**Problems and tasks:**
**1)** Translate into Spanish this sentence from the film review: "This minor Disney comedy has modest ambitions which it fulfils with ease."
**2)** Reproduce the part of the film review that opens with the words containing "The Adventures of Bullwhip Griffin (1967)    1" and closes with "bring him home.".
**3)** According to the film review, why must Arabella and Jack sell their home and its furniture?

**Source excerpt:**
——

The Adventures of Bullwhip Griffin (1967)    1 Stars

“When the family fortune runs out, the laughs rush in.”

 

The Adventures of Bullwhip Griffin (1967)

Director: James Neilson

Cast: Roddy McDowall, Suzanne Pleshette, Karl Malden

Synopsis: A young man from Boston heads west to join the California gold rush with the hopes of restoring his family fortune, but his dedicated butler sets out to find him and bring him home.

 

 

 

 

 

 

This minor Disney comedy has modest ambitions which it fulfils with ease. Roddy McDowall plays the title character, initially a very precise and proper butler for the wealthy Flagg family of Boston. When the head of the family dies, however, it’s discovered that the family isn’t as wealthy as was believed, despite the fact that the old boy left a small fortune to each of his staff in his will. The Flagg’s are, in fact, completely broke, and surviving family members Arabella (Suzanne Pleshette) and Jack (Bryan Russell) are forced to sell their home and all its furniture in order to pay off the family’s debts.

Determined to reinstate the family’s fortune, young Jack stows away on a ship bound for San Francisco, where the gold rush is in full flow. Griffin goes after him, and both end up as the captain’s cooks when the ship sets sail with them both on board. During the voyage they meet Quentin Bartlett (Richard Haydn), an actor in possession of a map pinpointing the location of the mother lode of gold, which he offers to share with Griffin and Jack. Before they land at San Francisco, however, Bartlett is robbed of the map by the unscrupulous Judge Higgins (Karl Malden).

——

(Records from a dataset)
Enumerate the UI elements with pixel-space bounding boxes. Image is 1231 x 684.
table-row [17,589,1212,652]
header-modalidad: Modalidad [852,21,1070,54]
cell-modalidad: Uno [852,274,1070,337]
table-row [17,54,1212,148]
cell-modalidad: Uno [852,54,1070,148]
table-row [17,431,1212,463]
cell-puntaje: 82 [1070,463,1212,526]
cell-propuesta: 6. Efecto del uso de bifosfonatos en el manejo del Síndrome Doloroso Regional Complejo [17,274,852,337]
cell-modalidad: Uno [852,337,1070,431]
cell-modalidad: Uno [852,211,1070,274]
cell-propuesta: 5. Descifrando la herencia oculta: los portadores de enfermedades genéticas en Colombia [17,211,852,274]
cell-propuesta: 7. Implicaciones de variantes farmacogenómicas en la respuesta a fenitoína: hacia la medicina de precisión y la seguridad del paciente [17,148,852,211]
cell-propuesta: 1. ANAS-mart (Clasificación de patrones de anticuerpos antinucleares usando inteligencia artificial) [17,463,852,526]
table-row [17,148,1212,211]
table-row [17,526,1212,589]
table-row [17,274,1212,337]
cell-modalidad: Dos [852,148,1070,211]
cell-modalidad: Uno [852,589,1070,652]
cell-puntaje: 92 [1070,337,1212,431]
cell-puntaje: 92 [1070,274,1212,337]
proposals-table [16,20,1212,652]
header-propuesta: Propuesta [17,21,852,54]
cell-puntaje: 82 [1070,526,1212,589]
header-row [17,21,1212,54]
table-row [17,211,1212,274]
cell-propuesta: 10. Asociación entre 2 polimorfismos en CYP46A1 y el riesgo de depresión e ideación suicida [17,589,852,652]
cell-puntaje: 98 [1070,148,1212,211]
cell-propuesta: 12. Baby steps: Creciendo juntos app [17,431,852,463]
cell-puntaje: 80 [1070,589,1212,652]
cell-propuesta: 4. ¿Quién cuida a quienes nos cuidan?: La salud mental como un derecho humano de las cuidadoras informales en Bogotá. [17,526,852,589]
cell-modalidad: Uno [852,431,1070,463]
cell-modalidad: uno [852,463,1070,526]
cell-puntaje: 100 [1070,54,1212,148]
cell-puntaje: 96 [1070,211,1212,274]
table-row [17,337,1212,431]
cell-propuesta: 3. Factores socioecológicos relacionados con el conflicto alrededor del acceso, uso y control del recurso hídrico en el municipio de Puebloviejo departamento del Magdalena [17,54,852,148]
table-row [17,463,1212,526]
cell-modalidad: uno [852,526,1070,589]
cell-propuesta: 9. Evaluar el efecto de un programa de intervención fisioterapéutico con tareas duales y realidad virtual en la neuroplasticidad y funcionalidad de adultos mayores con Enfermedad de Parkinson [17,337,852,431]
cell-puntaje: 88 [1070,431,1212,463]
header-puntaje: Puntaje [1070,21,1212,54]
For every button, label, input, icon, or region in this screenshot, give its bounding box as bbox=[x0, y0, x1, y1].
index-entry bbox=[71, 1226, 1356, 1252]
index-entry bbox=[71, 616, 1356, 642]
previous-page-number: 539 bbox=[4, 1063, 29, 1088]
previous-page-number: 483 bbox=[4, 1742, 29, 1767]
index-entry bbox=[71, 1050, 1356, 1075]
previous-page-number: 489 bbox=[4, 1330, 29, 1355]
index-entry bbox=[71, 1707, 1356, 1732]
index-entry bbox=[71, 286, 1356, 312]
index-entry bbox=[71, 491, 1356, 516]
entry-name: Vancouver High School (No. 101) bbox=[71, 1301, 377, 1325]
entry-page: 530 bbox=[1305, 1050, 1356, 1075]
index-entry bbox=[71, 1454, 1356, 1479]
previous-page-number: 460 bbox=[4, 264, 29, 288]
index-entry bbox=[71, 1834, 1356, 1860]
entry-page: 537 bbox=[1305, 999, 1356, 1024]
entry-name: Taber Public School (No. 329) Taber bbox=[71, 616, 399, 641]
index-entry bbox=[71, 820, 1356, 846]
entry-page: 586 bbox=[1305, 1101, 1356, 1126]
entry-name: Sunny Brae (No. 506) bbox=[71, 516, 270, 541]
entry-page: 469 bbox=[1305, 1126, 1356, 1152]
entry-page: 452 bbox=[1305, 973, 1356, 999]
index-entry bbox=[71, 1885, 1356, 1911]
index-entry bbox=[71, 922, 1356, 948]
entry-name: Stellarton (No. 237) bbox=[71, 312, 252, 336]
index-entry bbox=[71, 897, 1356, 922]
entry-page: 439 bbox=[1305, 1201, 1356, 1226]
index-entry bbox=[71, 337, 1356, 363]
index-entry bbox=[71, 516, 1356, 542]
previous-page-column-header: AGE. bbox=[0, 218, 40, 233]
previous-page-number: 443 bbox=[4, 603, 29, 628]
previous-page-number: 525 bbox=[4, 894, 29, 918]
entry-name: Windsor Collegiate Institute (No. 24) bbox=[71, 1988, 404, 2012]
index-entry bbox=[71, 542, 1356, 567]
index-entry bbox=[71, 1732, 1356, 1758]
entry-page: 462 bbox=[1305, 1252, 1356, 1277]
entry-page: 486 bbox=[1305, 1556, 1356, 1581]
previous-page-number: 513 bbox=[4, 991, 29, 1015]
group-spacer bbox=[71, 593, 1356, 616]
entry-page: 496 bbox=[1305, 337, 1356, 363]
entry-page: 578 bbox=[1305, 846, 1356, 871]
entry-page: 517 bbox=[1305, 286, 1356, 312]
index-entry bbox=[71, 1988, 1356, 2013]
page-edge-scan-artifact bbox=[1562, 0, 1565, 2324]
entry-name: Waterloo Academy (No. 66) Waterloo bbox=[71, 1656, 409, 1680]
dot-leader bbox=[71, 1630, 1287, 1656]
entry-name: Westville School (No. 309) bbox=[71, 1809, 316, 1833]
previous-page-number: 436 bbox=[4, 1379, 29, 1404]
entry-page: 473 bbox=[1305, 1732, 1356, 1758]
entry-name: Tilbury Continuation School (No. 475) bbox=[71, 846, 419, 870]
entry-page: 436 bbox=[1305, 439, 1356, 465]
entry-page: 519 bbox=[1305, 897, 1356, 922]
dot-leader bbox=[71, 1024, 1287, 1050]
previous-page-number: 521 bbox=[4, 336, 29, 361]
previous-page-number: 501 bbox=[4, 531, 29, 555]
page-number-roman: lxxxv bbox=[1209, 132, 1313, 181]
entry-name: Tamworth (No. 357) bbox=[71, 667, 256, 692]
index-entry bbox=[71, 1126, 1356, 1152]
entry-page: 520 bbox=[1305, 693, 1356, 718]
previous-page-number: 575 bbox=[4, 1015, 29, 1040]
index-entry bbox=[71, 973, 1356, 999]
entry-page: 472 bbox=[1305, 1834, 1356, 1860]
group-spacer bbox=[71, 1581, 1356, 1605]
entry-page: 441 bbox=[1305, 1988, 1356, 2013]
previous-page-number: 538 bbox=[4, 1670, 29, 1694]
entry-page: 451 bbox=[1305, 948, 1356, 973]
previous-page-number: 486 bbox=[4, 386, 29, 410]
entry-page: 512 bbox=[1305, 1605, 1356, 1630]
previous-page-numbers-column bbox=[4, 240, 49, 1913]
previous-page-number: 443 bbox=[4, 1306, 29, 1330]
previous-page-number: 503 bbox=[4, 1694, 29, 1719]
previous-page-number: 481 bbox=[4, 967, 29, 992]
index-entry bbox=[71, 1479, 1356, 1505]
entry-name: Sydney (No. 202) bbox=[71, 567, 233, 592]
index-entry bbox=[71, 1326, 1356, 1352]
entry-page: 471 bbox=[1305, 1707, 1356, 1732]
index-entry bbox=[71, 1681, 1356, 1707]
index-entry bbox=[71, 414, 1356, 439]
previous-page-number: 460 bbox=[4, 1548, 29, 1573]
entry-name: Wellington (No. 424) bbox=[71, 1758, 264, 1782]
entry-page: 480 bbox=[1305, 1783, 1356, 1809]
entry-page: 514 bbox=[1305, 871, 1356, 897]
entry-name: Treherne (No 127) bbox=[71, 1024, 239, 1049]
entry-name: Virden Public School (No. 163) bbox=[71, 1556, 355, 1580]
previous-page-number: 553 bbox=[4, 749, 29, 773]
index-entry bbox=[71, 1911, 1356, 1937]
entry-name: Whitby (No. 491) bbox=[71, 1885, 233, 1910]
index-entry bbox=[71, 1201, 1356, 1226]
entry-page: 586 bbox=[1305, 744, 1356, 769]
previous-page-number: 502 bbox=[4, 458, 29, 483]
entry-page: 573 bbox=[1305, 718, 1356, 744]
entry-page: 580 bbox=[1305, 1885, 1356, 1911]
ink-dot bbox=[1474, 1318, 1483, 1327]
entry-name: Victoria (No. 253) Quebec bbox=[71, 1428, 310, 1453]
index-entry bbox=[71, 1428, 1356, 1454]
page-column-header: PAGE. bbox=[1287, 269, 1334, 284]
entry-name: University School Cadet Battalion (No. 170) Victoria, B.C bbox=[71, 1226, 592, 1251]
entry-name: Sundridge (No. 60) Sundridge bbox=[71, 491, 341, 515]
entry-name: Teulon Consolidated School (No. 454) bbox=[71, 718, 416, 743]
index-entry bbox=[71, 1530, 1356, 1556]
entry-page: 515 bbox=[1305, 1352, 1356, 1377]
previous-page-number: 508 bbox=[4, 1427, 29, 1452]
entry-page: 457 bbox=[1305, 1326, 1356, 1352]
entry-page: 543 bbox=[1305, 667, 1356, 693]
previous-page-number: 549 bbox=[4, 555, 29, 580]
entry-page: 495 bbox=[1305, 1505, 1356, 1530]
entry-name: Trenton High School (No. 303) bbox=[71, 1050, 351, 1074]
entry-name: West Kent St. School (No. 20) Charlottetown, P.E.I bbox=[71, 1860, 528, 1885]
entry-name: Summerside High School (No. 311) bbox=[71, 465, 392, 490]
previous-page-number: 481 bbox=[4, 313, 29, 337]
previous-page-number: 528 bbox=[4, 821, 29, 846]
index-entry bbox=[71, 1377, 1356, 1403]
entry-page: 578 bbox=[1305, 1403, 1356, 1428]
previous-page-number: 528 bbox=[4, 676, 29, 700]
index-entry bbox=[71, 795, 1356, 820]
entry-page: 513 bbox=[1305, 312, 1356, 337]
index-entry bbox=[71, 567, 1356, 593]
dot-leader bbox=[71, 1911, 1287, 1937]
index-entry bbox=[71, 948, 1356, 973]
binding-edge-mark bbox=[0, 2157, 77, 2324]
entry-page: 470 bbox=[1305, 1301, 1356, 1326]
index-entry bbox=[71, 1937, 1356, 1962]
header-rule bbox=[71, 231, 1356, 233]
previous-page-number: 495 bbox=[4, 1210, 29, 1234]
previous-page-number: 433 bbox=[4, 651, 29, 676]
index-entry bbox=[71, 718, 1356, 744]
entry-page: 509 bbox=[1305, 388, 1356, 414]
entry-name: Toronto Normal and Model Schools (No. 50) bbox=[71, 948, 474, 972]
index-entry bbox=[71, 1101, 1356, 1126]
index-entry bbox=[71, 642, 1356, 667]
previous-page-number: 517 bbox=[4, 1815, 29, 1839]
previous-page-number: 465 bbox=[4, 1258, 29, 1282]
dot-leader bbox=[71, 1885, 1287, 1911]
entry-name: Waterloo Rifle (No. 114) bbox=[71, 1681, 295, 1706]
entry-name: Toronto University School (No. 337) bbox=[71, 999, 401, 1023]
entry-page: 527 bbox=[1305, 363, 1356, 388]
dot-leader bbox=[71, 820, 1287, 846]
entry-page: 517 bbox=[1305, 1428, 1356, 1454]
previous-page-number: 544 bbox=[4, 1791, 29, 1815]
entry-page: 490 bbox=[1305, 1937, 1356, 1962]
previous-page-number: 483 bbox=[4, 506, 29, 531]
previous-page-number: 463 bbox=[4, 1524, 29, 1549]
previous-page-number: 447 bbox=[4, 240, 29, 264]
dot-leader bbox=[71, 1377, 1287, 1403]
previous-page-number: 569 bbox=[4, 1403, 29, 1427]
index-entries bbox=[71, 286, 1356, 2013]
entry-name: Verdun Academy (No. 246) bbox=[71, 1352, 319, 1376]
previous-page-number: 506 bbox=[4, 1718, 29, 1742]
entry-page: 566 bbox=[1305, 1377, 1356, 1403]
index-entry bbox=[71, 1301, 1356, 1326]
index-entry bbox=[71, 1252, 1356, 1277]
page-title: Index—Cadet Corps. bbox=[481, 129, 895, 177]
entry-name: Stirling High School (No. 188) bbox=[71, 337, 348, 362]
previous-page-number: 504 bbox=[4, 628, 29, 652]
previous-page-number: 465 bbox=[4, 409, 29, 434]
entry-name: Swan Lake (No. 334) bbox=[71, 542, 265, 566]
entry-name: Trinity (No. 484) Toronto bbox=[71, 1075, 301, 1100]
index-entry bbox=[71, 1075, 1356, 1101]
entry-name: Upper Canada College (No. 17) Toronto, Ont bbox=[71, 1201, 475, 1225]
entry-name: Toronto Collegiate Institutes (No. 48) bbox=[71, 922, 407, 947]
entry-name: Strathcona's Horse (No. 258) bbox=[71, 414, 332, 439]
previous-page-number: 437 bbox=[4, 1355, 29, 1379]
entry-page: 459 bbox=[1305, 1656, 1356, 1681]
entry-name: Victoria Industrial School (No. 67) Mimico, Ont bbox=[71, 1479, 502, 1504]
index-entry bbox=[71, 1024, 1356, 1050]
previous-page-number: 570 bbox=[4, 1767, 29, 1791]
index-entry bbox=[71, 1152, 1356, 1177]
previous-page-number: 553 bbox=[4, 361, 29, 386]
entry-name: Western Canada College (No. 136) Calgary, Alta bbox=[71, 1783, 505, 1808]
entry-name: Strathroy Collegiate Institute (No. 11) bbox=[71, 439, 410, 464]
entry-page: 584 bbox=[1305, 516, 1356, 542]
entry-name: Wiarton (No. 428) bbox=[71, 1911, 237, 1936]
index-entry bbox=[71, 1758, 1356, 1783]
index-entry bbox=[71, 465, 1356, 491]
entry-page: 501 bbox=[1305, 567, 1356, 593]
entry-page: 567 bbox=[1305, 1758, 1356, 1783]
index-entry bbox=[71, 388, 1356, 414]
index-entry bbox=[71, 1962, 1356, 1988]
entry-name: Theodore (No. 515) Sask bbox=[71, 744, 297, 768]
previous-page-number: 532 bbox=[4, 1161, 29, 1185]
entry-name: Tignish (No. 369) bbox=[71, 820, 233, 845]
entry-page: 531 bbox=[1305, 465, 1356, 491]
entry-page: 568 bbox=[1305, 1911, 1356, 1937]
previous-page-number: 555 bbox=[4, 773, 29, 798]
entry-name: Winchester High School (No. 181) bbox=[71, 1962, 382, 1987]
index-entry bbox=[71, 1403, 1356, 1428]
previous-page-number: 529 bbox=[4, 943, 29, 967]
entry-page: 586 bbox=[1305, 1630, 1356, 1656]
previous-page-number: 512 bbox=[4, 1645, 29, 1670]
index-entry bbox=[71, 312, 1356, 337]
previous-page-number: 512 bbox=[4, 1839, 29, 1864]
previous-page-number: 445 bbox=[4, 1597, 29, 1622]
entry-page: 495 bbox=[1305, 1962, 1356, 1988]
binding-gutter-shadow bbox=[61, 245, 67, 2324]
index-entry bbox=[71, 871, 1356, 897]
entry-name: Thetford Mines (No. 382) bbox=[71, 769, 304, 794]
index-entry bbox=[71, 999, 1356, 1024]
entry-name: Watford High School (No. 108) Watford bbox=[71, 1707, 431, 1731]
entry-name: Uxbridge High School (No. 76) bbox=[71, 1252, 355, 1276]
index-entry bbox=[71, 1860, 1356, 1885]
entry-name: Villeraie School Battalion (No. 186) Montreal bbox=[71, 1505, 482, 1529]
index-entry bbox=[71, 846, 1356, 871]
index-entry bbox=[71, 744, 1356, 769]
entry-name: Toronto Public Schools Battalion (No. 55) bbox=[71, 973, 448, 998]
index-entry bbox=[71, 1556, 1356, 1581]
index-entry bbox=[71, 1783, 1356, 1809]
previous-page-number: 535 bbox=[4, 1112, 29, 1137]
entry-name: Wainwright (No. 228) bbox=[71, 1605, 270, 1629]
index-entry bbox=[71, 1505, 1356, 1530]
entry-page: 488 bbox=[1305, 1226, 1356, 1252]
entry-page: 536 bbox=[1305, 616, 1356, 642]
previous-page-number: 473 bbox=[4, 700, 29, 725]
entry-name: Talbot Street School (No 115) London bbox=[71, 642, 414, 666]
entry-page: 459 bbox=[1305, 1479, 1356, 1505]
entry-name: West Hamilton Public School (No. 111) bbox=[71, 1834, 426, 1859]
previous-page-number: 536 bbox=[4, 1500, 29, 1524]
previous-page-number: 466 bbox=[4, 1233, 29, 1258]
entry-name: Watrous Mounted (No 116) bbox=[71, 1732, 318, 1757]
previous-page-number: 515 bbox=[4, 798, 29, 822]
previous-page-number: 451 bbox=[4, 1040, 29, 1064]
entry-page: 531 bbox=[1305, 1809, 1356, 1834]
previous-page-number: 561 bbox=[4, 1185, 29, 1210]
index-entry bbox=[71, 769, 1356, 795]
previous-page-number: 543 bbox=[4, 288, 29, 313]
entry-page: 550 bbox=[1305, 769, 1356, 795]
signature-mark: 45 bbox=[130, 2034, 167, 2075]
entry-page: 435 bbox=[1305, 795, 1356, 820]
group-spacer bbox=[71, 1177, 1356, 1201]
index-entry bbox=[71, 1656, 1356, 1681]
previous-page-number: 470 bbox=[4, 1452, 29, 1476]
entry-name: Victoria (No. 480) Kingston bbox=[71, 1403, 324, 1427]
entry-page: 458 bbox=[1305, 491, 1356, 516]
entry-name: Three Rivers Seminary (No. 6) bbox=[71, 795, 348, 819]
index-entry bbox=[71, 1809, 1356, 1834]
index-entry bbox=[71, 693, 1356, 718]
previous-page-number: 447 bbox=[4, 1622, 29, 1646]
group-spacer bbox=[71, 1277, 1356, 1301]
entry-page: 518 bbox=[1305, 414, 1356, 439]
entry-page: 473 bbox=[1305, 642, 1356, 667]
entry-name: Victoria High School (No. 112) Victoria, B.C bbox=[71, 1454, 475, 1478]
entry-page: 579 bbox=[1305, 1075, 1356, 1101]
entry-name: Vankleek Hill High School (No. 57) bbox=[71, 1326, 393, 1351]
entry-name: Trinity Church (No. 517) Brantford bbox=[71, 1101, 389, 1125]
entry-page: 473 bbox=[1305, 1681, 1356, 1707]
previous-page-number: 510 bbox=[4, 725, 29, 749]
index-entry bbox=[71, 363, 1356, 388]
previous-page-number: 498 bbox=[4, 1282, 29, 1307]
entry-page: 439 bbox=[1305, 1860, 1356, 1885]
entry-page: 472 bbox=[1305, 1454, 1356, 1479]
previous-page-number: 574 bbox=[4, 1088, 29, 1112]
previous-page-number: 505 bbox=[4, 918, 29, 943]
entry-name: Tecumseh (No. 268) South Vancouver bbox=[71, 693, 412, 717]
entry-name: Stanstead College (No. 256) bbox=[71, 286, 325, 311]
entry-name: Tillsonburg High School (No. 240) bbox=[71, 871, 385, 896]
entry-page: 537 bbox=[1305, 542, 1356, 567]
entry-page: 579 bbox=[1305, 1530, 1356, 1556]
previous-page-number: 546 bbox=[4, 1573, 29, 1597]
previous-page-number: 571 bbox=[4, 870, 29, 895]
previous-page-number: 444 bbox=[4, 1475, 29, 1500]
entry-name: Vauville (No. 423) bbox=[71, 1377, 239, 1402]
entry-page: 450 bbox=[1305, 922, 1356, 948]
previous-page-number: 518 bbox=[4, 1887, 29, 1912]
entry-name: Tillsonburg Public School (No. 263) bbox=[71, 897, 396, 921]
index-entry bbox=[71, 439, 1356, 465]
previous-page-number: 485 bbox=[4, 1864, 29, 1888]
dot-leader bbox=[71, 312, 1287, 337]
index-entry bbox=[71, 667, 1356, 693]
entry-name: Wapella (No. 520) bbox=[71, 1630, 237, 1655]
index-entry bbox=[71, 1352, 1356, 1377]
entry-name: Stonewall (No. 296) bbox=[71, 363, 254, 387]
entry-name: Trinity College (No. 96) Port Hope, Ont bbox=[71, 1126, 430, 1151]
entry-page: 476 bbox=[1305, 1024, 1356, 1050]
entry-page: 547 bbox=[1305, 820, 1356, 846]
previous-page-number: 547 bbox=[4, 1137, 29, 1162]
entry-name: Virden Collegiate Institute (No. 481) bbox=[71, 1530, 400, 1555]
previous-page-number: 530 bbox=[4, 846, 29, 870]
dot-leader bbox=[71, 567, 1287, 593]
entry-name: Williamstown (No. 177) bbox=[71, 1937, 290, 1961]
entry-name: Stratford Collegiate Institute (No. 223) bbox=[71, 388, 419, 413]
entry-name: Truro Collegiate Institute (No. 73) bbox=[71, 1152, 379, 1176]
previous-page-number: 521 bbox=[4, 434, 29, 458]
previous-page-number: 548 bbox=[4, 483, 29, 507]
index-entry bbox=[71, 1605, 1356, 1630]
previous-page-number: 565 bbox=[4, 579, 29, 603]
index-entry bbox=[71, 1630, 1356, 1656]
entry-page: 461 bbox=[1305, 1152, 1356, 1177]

——

**Outputs by task:**
**1)** Esta comedia menor de Disney tiene ambiciones modestas que cumple con facilidad.

**2)**
The Adventures of Bullwhip Griffin (1967)    1 Stars

“When the family fortune runs out, the laughs rush in.”

 

The Adventures of Bullwhip Griffin (1967)

Director: James Neilson

Cast: Roddy McDowall, Suzanne Pleshette, Karl Malden

Synopsis: A young man from Boston heads west to join the California gold rush with the hopes of restoring his family fortune, but his dedicated butler sets out to find him and bring him home.

**3)** After the head of the family dies, the Flagg family turns out to be completely broke. Arabella and Jack must sell the home and all its furniture to pay off the family's debts.